— START PROVIDED DATA —

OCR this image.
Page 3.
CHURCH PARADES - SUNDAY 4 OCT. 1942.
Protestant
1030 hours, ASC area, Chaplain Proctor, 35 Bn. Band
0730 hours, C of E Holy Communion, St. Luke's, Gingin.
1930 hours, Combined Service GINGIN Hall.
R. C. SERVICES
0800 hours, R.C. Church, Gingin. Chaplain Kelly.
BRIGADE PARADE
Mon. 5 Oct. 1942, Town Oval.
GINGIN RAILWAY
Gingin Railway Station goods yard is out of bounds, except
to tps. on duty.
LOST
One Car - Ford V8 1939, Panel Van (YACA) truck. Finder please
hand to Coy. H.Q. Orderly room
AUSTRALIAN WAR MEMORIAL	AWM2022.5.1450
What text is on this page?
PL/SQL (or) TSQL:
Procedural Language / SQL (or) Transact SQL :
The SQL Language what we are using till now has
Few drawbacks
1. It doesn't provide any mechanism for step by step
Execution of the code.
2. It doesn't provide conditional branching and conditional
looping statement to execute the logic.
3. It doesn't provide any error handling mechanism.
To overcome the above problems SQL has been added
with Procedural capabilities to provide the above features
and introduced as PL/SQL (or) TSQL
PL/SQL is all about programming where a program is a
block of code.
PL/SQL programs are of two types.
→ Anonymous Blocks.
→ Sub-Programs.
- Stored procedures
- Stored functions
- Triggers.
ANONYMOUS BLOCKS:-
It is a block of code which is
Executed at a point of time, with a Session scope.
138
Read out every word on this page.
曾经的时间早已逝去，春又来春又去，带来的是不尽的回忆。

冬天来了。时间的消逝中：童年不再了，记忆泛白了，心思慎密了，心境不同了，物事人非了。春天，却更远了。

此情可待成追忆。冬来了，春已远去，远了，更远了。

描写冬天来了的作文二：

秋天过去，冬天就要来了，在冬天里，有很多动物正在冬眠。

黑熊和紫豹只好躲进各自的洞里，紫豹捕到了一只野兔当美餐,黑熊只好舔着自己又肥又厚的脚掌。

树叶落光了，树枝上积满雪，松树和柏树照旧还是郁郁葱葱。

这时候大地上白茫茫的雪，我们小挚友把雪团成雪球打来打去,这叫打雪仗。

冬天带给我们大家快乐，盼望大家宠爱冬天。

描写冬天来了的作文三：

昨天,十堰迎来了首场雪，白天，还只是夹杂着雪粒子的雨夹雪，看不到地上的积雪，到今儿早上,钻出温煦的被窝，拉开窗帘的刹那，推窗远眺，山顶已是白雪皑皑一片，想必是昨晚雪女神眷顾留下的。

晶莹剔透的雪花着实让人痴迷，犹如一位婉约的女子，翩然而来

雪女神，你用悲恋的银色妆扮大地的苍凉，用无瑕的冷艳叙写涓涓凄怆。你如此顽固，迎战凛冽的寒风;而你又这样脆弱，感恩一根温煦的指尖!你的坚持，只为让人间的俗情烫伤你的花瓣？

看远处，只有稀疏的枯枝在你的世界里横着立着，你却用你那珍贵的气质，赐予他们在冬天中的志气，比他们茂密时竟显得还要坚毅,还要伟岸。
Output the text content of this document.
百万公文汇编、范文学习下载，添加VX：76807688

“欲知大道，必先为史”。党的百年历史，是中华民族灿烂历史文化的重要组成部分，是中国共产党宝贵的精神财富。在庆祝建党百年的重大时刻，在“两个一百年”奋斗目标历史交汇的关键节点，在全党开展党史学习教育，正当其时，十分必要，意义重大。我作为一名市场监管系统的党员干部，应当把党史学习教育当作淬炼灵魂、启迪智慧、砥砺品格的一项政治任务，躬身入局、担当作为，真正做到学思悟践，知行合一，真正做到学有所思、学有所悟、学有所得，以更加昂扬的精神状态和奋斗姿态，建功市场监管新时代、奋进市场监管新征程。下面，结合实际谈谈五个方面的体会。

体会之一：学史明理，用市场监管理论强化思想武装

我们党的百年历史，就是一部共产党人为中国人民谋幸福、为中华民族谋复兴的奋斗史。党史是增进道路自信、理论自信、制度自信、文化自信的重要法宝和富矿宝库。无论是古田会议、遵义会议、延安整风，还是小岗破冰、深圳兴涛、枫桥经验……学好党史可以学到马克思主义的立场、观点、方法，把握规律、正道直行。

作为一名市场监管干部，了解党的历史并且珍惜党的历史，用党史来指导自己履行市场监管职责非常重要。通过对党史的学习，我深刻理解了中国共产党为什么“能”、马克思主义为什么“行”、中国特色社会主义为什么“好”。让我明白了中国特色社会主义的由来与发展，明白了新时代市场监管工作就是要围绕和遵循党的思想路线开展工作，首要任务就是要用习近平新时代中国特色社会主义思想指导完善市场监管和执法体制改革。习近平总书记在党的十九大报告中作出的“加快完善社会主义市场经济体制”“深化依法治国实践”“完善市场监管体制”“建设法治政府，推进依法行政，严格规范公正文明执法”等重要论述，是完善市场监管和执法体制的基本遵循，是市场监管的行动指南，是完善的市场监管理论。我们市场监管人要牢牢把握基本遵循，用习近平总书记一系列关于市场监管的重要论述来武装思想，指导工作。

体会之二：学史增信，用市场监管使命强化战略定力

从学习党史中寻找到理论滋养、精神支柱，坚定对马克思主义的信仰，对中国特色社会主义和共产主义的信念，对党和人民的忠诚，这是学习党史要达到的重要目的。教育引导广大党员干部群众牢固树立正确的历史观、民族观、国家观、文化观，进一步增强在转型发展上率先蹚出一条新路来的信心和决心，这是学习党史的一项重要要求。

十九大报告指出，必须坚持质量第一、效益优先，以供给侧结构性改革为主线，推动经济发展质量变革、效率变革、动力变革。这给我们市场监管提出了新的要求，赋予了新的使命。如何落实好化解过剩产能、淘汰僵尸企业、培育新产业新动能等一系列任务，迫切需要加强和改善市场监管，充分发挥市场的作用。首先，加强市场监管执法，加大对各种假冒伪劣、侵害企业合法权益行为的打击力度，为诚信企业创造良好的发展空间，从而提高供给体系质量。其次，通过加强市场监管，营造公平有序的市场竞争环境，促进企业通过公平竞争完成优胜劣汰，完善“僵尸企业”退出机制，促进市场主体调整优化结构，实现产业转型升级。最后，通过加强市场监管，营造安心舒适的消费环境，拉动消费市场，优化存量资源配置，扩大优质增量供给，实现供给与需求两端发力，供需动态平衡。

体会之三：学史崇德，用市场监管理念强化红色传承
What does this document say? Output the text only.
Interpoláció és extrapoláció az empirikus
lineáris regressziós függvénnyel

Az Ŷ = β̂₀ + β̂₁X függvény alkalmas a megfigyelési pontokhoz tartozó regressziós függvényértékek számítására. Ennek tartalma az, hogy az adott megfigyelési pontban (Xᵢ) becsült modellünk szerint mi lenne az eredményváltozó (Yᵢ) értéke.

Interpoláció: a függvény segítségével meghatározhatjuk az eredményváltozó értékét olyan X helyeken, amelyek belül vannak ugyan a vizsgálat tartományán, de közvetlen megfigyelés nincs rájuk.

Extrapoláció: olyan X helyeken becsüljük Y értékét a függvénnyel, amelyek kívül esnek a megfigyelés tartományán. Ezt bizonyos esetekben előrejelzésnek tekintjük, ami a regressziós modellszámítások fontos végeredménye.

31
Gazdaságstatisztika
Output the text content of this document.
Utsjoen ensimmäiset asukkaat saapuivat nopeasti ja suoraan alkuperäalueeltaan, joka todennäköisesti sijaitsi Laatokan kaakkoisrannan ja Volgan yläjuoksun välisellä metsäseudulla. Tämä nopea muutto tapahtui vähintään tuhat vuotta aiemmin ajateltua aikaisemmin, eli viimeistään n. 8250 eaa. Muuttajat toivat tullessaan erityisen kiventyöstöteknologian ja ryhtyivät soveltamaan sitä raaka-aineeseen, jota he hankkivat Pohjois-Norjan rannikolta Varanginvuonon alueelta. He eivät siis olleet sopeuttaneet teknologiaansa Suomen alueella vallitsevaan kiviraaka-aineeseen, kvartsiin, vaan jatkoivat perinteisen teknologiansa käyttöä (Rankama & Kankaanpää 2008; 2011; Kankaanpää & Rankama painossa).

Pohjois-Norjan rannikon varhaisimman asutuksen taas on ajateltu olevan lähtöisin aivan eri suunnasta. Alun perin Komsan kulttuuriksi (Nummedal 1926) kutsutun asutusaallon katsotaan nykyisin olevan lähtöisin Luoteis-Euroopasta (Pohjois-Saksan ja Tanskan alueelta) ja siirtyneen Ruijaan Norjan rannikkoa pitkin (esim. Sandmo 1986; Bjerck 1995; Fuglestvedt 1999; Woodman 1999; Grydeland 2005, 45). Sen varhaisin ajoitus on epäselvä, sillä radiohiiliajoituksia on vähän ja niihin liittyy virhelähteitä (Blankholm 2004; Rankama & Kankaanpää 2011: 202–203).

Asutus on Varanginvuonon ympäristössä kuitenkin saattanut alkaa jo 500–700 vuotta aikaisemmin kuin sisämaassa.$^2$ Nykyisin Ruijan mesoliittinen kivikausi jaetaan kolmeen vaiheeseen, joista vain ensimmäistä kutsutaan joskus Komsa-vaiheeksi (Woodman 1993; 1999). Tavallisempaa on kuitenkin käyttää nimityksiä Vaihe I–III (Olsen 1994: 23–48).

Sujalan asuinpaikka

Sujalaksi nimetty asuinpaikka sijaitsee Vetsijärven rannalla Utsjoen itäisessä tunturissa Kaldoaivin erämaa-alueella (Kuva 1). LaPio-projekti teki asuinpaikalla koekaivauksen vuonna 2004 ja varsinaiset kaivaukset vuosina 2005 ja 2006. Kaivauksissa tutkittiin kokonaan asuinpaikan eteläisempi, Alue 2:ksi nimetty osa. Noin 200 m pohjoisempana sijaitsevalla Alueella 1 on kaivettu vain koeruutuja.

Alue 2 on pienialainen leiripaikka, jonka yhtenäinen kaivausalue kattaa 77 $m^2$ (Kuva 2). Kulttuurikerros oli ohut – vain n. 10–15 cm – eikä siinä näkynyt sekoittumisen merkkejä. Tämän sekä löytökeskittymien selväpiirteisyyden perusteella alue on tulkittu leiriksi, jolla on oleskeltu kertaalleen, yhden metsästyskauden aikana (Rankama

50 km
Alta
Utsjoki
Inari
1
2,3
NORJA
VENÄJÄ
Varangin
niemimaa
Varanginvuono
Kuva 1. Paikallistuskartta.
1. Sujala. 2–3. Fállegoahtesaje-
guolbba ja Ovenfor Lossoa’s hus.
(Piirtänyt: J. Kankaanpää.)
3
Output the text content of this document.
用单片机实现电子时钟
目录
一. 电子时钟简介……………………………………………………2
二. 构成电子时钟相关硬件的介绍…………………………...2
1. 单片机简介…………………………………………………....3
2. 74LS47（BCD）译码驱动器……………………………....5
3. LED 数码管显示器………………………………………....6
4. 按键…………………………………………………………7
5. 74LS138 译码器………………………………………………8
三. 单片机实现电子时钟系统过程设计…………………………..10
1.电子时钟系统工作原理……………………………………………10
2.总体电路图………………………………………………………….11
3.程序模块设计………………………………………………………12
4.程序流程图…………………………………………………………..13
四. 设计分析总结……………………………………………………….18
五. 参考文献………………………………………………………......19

— END PROVIDED DATA —

**WHAT THE TASK ASKS**: Look through the listing and extract every line with "eredményváltozó" in it.

**RESPONSE BELOW**:
Az Ŷ = β̂₀ + β̂₁X függvény alkalmas a megfigyelési pontokhoz tartozó regressziós függvényértékek számítására. Ennek tartalma az, hogy az adott megfigyelési pontban (Xᵢ) becsült modellünk szerint mi lenne az eredményváltozó (Yᵢ) értéke.
Interpoláció: a függvény segítségével meghatározhatjuk az eredményváltozó értékét olyan X helyeken, amelyek belül vannak ugyan a vizsgálat tartományán, de közvetlen megfigyelés nincs rájuk.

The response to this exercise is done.